##### Exercise input

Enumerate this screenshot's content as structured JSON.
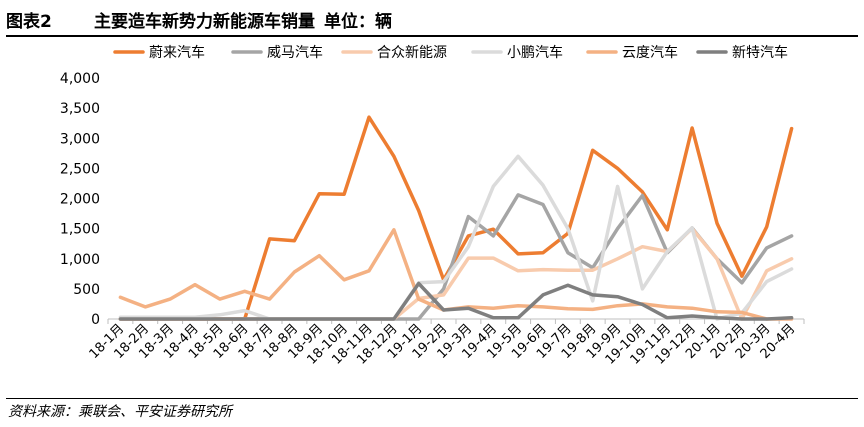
{
  "header": {
    "figure_label": "图表2",
    "title": "主要造车新势力新能源车销量",
    "unit": "单位：辆"
  },
  "footer": {
    "source": "资料来源：乘联会、平安证券研究所"
  },
  "chart_data": {
    "type": "line",
    "title": "",
    "xlabel": "",
    "ylabel": "",
    "ylim": [
      0,
      4000
    ],
    "yticks": [
      0,
      500,
      1000,
      1500,
      2000,
      2500,
      3000,
      3500,
      4000
    ],
    "ytick_labels": [
      "0",
      "500",
      "1,000",
      "1,500",
      "2,000",
      "2,500",
      "3,000",
      "3,500",
      "4,000"
    ],
    "grid": false,
    "legend_position": "top",
    "categories": [
      "18-1月",
      "18-2月",
      "18-3月",
      "18-4月",
      "18-5月",
      "18-6月",
      "18-7月",
      "18-8月",
      "18-9月",
      "18-10月",
      "18-11月",
      "18-12月",
      "19-1月",
      "19-2月",
      "19-3月",
      "19-4月",
      "19-5月",
      "19-6月",
      "19-7月",
      "19-8月",
      "19-9月",
      "19-10月",
      "19-11月",
      "19-12月",
      "20-1月",
      "20-2月",
      "20-3月",
      "20-4月"
    ],
    "series": [
      {
        "name": "蔚来汽车",
        "color": "#ED7D31",
        "values": [
          0,
          0,
          0,
          0,
          0,
          0,
          1330,
          1300,
          2080,
          2070,
          3350,
          2700,
          1800,
          650,
          1380,
          1490,
          1080,
          1100,
          1420,
          2800,
          2500,
          2110,
          1480,
          3170,
          1590,
          710,
          1530,
          3160
        ]
      },
      {
        "name": "威马汽车",
        "color": "#A5A5A5",
        "values": [
          0,
          0,
          0,
          0,
          0,
          0,
          0,
          0,
          0,
          0,
          0,
          0,
          0,
          500,
          1700,
          1380,
          2060,
          1900,
          1100,
          850,
          1500,
          2050,
          1100,
          1510,
          1000,
          600,
          1180,
          1380
        ]
      },
      {
        "name": "合众新能源",
        "color": "#F8CBAD",
        "values": [
          0,
          0,
          0,
          0,
          0,
          0,
          0,
          0,
          0,
          0,
          0,
          0,
          340,
          400,
          1010,
          1010,
          800,
          820,
          810,
          810,
          1000,
          1200,
          1120,
          1500,
          1000,
          0,
          800,
          1000
        ]
      },
      {
        "name": "小鹏汽车",
        "color": "#DBDBDB",
        "values": [
          30,
          30,
          30,
          30,
          70,
          140,
          0,
          0,
          0,
          0,
          0,
          0,
          600,
          620,
          1200,
          2200,
          2700,
          2220,
          1500,
          300,
          2200,
          500,
          1120,
          1510,
          0,
          100,
          620,
          830
        ]
      },
      {
        "name": "云度汽车",
        "color": "#F4B183",
        "values": [
          360,
          200,
          330,
          570,
          330,
          460,
          330,
          780,
          1050,
          650,
          800,
          1480,
          330,
          150,
          200,
          180,
          220,
          200,
          170,
          160,
          220,
          250,
          200,
          180,
          120,
          110,
          0,
          0
        ]
      },
      {
        "name": "新特汽车",
        "color": "#7F7F7F",
        "values": [
          0,
          0,
          0,
          0,
          0,
          0,
          0,
          0,
          0,
          0,
          0,
          0,
          590,
          150,
          180,
          20,
          20,
          400,
          560,
          400,
          370,
          240,
          20,
          50,
          20,
          0,
          0,
          20
        ]
      }
    ]
  }
}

##########

What is expected:
Quote every record above exactly, leaving out the pictures.

Answer in full:
Enumerate this screenshot's content as structured JSON.
{
  "header": {
    "figure_label": "图表2",
    "title": "主要造车新势力新能源车销量",
    "unit": "单位：辆"
  },
  "footer": {
    "source": "资料来源：乘联会、平安证券研究所"
  },
  "chart_data": {
    "type": "line",
    "title": "",
    "xlabel": "",
    "ylabel": "",
    "ylim": [
      0,
      4000
    ],
    "yticks": [
      0,
      500,
      1000,
      1500,
      2000,
      2500,
      3000,
      3500,
      4000
    ],
    "ytick_labels": [
      "0",
      "500",
      "1,000",
      "1,500",
      "2,000",
      "2,500",
      "3,000",
      "3,500",
      "4,000"
    ],
    "grid": false,
    "legend_position": "top",
    "categories": [
      "18-1月",
      "18-2月",
      "18-3月",
      "18-4月",
      "18-5月",
      "18-6月",
      "18-7月",
      "18-8月",
      "18-9月",
      "18-10月",
      "18-11月",
      "18-12月",
      "19-1月",
      "19-2月",
      "19-3月",
      "19-4月",
      "19-5月",
      "19-6月",
      "19-7月",
      "19-8月",
      "19-9月",
      "19-10月",
      "19-11月",
      "19-12月",
      "20-1月",
      "20-2月",
      "20-3月",
      "20-4月"
    ],
    "series": [
      {
        "name": "蔚来汽车",
        "color": "#ED7D31",
        "values": [
          0,
          0,
          0,
          0,
          0,
          0,
          1330,
          1300,
          2080,
          2070,
          3350,
          2700,
          1800,
          650,
          1380,
          1490,
          1080,
          1100,
          1420,
          2800,
          2500,
          2110,
          1480,
          3170,
          1590,
          710,
          1530,
          3160
        ]
      },
      {
        "name": "威马汽车",
        "color": "#A5A5A5",
        "values": [
          0,
          0,
          0,
          0,
          0,
          0,
          0,
          0,
          0,
          0,
          0,
          0,
          0,
          500,
          1700,
          1380,
          2060,
          1900,
          1100,
          850,
          1500,
          2050,
          1100,
          1510,
          1000,
          600,
          1180,
          1380
        ]
      },
      {
        "name": "合众新能源",
        "color": "#F8CBAD",
        "values": [
          0,
          0,
          0,
          0,
          0,
          0,
          0,
          0,
          0,
          0,
          0,
          0,
          340,
          400,
          1010,
          1010,
          800,
          820,
          810,
          810,
          1000,
          1200,
          1120,
          1500,
          1000,
          0,
          800,
          1000
        ]
      },
      {
        "name": "小鹏汽车",
        "color": "#DBDBDB",
        "values": [
          30,
          30,
          30,
          30,
          70,
          140,
          0,
          0,
          0,
          0,
          0,
          0,
          600,
          620,
          1200,
          2200,
          2700,
          2220,
          1500,
          300,
          2200,
          500,
          1120,
          1510,
          0,
          100,
          620,
          830
        ]
      },
      {
        "name": "云度汽车",
        "color": "#F4B183",
        "values": [
          360,
          200,
          330,
          570,
          330,
          460,
          330,
          780,
          1050,
          650,
          800,
          1480,
          330,
          150,
          200,
          180,
          220,
          200,
          170,
          160,
          220,
          250,
          200,
          180,
          120,
          110,
          0,
          0
        ]
      },
      {
        "name": "新特汽车",
        "color": "#7F7F7F",
        "values": [
          0,
          0,
          0,
          0,
          0,
          0,
          0,
          0,
          0,
          0,
          0,
          0,
          590,
          150,
          180,
          20,
          20,
          400,
          560,
          400,
          370,
          240,
          20,
          50,
          20,
          0,
          0,
          20
        ]
      }
    ]
  }
}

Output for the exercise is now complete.